(Rows from a figure dataset)
__________________________________________________
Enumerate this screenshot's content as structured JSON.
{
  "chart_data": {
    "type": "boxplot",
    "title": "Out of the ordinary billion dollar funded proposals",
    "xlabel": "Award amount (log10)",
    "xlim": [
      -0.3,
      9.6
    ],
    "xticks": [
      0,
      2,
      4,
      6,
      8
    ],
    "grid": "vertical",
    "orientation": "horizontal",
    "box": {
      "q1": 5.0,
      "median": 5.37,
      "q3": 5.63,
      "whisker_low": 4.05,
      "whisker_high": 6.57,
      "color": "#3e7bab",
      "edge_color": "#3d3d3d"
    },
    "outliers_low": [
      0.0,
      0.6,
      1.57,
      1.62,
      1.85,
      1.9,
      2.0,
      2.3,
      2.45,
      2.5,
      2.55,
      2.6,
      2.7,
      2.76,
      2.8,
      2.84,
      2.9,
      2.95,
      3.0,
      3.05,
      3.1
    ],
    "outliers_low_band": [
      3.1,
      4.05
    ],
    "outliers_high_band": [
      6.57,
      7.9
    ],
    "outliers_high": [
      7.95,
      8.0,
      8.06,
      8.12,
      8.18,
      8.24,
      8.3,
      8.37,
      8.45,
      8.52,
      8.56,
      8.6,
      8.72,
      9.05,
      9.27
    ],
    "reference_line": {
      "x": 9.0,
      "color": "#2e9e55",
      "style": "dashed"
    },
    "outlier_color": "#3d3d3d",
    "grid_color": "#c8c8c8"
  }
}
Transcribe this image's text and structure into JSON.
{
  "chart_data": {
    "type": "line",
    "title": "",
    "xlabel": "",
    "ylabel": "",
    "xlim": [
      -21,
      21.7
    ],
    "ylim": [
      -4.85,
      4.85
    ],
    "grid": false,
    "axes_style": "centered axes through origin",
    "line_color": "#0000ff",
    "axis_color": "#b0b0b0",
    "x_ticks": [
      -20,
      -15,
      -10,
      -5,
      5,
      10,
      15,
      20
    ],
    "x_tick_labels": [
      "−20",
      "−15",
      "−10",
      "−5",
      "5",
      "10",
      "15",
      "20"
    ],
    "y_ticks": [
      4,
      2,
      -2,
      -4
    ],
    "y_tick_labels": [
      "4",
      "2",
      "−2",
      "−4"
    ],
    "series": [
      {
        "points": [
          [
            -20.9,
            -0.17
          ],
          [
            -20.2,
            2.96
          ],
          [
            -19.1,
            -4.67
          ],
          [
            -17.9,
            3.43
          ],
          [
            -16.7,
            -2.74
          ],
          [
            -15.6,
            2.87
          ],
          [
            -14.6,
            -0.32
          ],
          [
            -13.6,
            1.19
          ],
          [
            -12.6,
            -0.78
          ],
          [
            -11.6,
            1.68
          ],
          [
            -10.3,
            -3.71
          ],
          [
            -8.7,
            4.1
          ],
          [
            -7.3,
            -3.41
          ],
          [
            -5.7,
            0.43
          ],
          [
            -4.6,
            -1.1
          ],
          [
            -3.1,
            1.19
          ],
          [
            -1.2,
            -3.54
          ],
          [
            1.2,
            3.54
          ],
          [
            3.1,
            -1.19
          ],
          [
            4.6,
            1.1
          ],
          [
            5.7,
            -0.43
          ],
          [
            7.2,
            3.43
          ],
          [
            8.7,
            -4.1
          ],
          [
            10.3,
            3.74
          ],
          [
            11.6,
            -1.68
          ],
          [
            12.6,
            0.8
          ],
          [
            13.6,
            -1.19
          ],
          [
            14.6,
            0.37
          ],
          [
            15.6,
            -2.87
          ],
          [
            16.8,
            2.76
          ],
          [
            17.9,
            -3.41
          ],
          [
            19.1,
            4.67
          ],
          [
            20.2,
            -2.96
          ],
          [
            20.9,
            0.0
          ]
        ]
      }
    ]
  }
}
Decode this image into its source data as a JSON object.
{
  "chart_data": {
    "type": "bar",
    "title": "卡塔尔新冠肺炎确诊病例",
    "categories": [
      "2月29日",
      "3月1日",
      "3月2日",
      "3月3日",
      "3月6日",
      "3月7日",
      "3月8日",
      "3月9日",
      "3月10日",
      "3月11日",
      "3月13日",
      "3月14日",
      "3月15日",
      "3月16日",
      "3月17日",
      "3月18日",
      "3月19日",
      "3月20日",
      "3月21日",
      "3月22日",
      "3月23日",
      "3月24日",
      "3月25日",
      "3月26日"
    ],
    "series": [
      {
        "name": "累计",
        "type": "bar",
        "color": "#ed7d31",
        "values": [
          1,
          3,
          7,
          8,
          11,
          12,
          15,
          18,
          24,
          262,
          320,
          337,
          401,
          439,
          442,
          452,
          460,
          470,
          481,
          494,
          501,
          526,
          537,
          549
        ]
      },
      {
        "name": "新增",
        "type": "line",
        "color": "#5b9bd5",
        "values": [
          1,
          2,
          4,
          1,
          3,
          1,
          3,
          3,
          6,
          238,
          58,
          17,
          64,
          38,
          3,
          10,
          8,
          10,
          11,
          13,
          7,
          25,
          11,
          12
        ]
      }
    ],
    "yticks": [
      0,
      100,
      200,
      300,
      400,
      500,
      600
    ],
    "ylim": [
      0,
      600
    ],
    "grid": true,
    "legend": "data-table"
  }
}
__________________________________________________
[Exercise]: Find the string "title" in the entries above and return each line that holds it.

[Response to the task]:
    "title": "Out of the ordinary billion dollar funded proposals",
    "title": "",
    "title": "卡塔尔新冠肺炎确诊病例",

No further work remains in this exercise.